Written exercise
Edit the items from the line with "velocity-tick-label: 2.1 — [2284, 1120, 2320, 1152]" to the line with "arrow-head — [1064, 229, 1082, 243]", replacing "arrow-head" with "arrowhead" and leaving everything else unchanged. Give only those lines.
[Begin Source records]
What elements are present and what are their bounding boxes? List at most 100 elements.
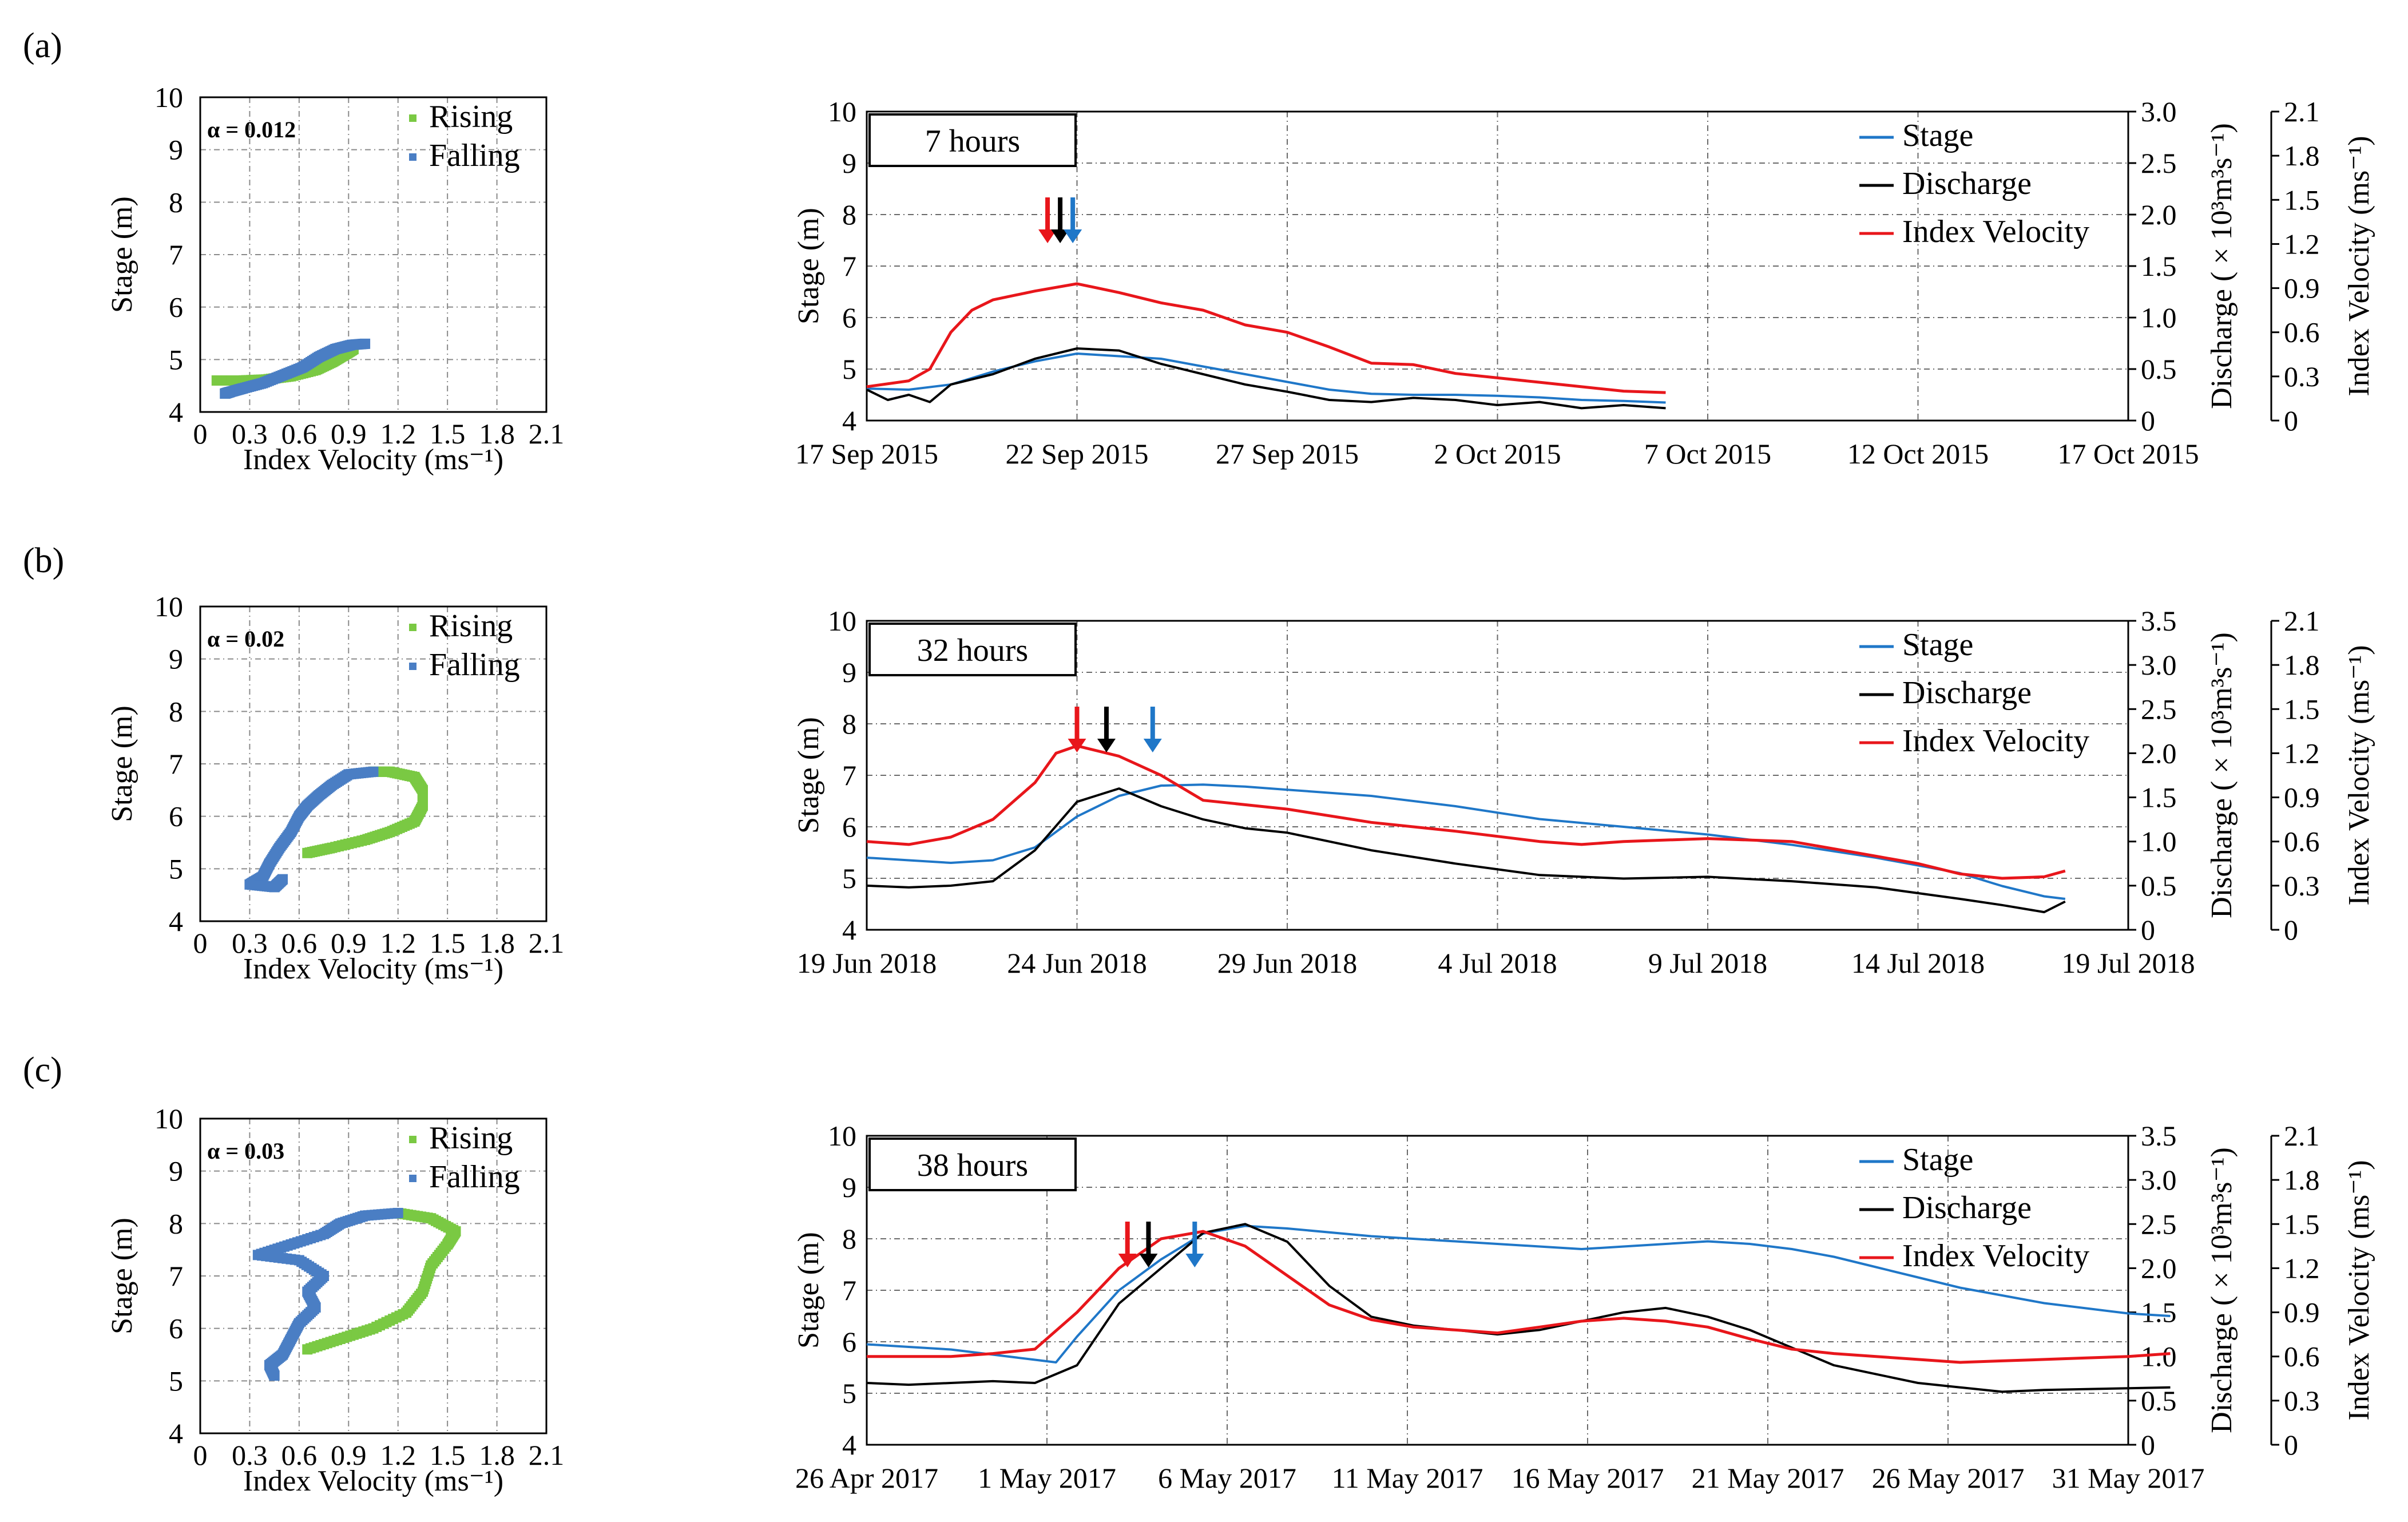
velocity-tick-label: 2.1 — [2284, 1120, 2320, 1152]
velocity-tick-label: 0.9 — [2284, 782, 2320, 814]
x-tick-label: 14 Jul 2018 — [1851, 947, 1985, 979]
y-axis-label: Stage (m) — [106, 705, 138, 822]
arrow-head — [1097, 739, 1116, 752]
x-tick-label: 0.3 — [232, 1439, 268, 1471]
discharge-peak-arrow — [1139, 1222, 1158, 1267]
x-tick-label: 19 Jun 2018 — [797, 947, 937, 979]
stage-axis-label: Stage (m) — [792, 717, 825, 834]
arrow-head — [1143, 739, 1162, 752]
stage-tick-label: 4 — [842, 1429, 856, 1461]
stage-tick-label: 10 — [828, 605, 856, 637]
discharge-tick-label: 2.0 — [2141, 737, 2177, 769]
x-tick-label: 0 — [193, 927, 208, 959]
arrow-head — [1185, 1254, 1204, 1267]
stage-tick-label: 6 — [842, 1326, 856, 1358]
x-tick-label: 7 Oct 2015 — [1644, 438, 1771, 470]
velocity-tick-label: 0.9 — [2284, 272, 2320, 304]
stage-tick-label: 8 — [842, 708, 856, 740]
stage-peak-arrow — [1064, 197, 1082, 243]
x-tick-label: 1.8 — [479, 1439, 515, 1471]
alpha-label: α = 0.03 — [207, 1138, 284, 1164]
x-tick-label: 12 Oct 2015 — [1847, 438, 1989, 470]
arrow-head — [1064, 229, 1082, 243]
velocity-tick-label: 1.8 — [2284, 1164, 2320, 1196]
velocity-tick-label: 0.9 — [2284, 1297, 2320, 1329]
discharge-peak-arrow — [1097, 707, 1116, 752]
discharge-tick-label: 3.0 — [2141, 96, 2177, 128]
x-tick-label: 0 — [193, 1439, 208, 1471]
plot-frame — [199, 605, 548, 922]
velocity-axis-label: Index Velocity (ms⁻¹) — [2343, 1160, 2375, 1420]
y-tick-label: 10 — [154, 590, 183, 623]
discharge-tick-label: 1.0 — [2141, 826, 2177, 858]
legend-falling-label: Falling — [429, 647, 520, 683]
x-axis-label: Index Velocity (ms⁻¹) — [243, 443, 503, 476]
y-tick-label: 6 — [169, 1313, 183, 1345]
y-tick-label: 7 — [169, 748, 183, 780]
alpha-label: α = 0.02 — [207, 626, 284, 652]
y-tick-label: 10 — [154, 1103, 183, 1135]
stage-axis-label: Stage (m) — [792, 208, 825, 324]
stage-tick-label: 4 — [842, 914, 856, 946]
discharge-axis-label: Discharge ( × 10³m³s⁻¹) — [2205, 123, 2238, 409]
velocity-tick-label: 2.1 — [2284, 96, 2320, 128]
discharge-tick-label: 0.5 — [2141, 1385, 2177, 1417]
legend-label: Discharge — [1902, 1190, 2032, 1226]
legend-rising-label: Rising — [429, 99, 513, 134]
stage-tick-label: 6 — [842, 302, 856, 334]
x-tick-label: 0.9 — [331, 418, 367, 450]
stage-tick-label: 5 — [842, 862, 856, 894]
velocity-tick-label: 0.6 — [2284, 316, 2320, 348]
velocity-tick-label: 0.3 — [2284, 1385, 2320, 1417]
x-tick-label: 0.6 — [281, 1439, 318, 1471]
x-tick-label: 0.6 — [281, 418, 318, 450]
stage-tick-label: 9 — [842, 1171, 856, 1203]
discharge-tick-label: 2.0 — [2141, 1252, 2177, 1284]
legend-rising-label: Rising — [429, 1120, 513, 1156]
x-tick-label: 24 Jun 2018 — [1007, 947, 1147, 979]
stage-series-line — [866, 783, 2066, 900]
falling-series — [220, 338, 371, 399]
x-tick-label: 0.3 — [232, 927, 268, 959]
discharge-series-line — [866, 787, 2066, 914]
x-tick-label: 16 May 2017 — [1512, 1462, 1664, 1494]
y-tick-label: 9 — [169, 1155, 183, 1187]
stage-series-line — [866, 352, 1666, 404]
legend-falling-marker — [409, 153, 416, 161]
lag-label: 38 hours — [917, 1148, 1028, 1183]
x-tick-label: 0 — [193, 418, 208, 450]
y-tick-label: 7 — [169, 239, 183, 271]
velocity-tick-label: 0 — [2284, 914, 2298, 946]
y-tick-label: 8 — [169, 695, 183, 727]
x-tick-label: 22 Sep 2015 — [1006, 438, 1149, 470]
x-axis-label: Index Velocity (ms⁻¹) — [243, 1465, 503, 1497]
legend-falling-marker — [409, 1175, 416, 1182]
discharge-tick-label: 3.0 — [2141, 1164, 2177, 1196]
rising-series — [302, 1208, 461, 1355]
discharge-tick-label: 0 — [2141, 1429, 2155, 1461]
velocity-tick-label: 0 — [2284, 1429, 2298, 1461]
plot-frame — [199, 96, 548, 413]
velocity-tick-label: 1.5 — [2284, 184, 2320, 216]
legend-label: Index Velocity — [1902, 1238, 2089, 1274]
velocity-axis-label: Index Velocity (ms⁻¹) — [2343, 136, 2375, 396]
discharge-tick-label: 2.5 — [2141, 147, 2177, 179]
x-tick-label: 2.1 — [529, 927, 565, 959]
legend-falling-label: Falling — [429, 138, 520, 173]
discharge-peak-arrow — [1051, 197, 1070, 243]
x-tick-label: 1 May 2017 — [978, 1462, 1116, 1494]
y-tick-label: 4 — [169, 1417, 183, 1449]
x-tick-label: 29 Jun 2018 — [1217, 947, 1357, 979]
legend-label: Stage — [1902, 1142, 1973, 1178]
discharge-series-line — [866, 1223, 2171, 1393]
legend-rising-marker — [409, 114, 416, 122]
discharge-tick-label: 1.5 — [2141, 1297, 2177, 1329]
legend-label: Discharge — [1902, 166, 2032, 201]
hysteresis-chart: 0 0.3 0.6 0.9 1.2 1.5 1.8 2.1 4 5 6 7 8 9 10 Index Velo… — [106, 1103, 564, 1497]
x-tick-label: 9 Jul 2018 — [1648, 947, 1767, 979]
hysteresis-chart: 0 0.3 0.6 0.9 1.2 1.5 1.8 2.1 4 5 6 7 8 9 10 Index Velo… — [106, 81, 564, 476]
velocity-tick-label: 0.6 — [2284, 1341, 2320, 1373]
discharge-tick-label: 0 — [2141, 914, 2155, 946]
velocity-tick-label: 0.6 — [2284, 826, 2320, 858]
arrow-head — [1068, 739, 1086, 752]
[End Source records]
Correct result
velocity-tick-label: 2.1 — [2284, 1120, 2320, 1152]
velocity-tick-label: 0.9 — [2284, 782, 2320, 814]
x-tick-label: 14 Jul 2018 — [1851, 947, 1985, 979]
y-axis-label: Stage (m) — [106, 705, 138, 822]
arrowhead — [1097, 739, 1116, 752]
x-tick-label: 0.3 — [232, 1439, 268, 1471]
discharge-peak-arrow — [1139, 1222, 1158, 1267]
x-tick-label: 19 Jun 2018 — [797, 947, 937, 979]
stage-axis-label: Stage (m) — [792, 717, 825, 834]
arrowhead — [1143, 739, 1162, 752]
stage-tick-label: 4 — [842, 1429, 856, 1461]
stage-tick-label: 10 — [828, 605, 856, 637]
discharge-tick-label: 2.0 — [2141, 737, 2177, 769]
x-tick-label: 0 — [193, 927, 208, 959]
arrowhead — [1185, 1254, 1204, 1267]
stage-tick-label: 6 — [842, 1326, 856, 1358]
x-tick-label: 7 Oct 2015 — [1644, 438, 1771, 470]
velocity-tick-label: 0.9 — [2284, 272, 2320, 304]
stage-tick-label: 8 — [842, 708, 856, 740]
stage-peak-arrow — [1064, 197, 1082, 243]
x-tick-label: 1.8 — [479, 1439, 515, 1471]
alpha-label: α = 0.03 — [207, 1138, 284, 1164]
x-tick-label: 12 Oct 2015 — [1847, 438, 1989, 470]
arrowhead — [1064, 229, 1082, 243]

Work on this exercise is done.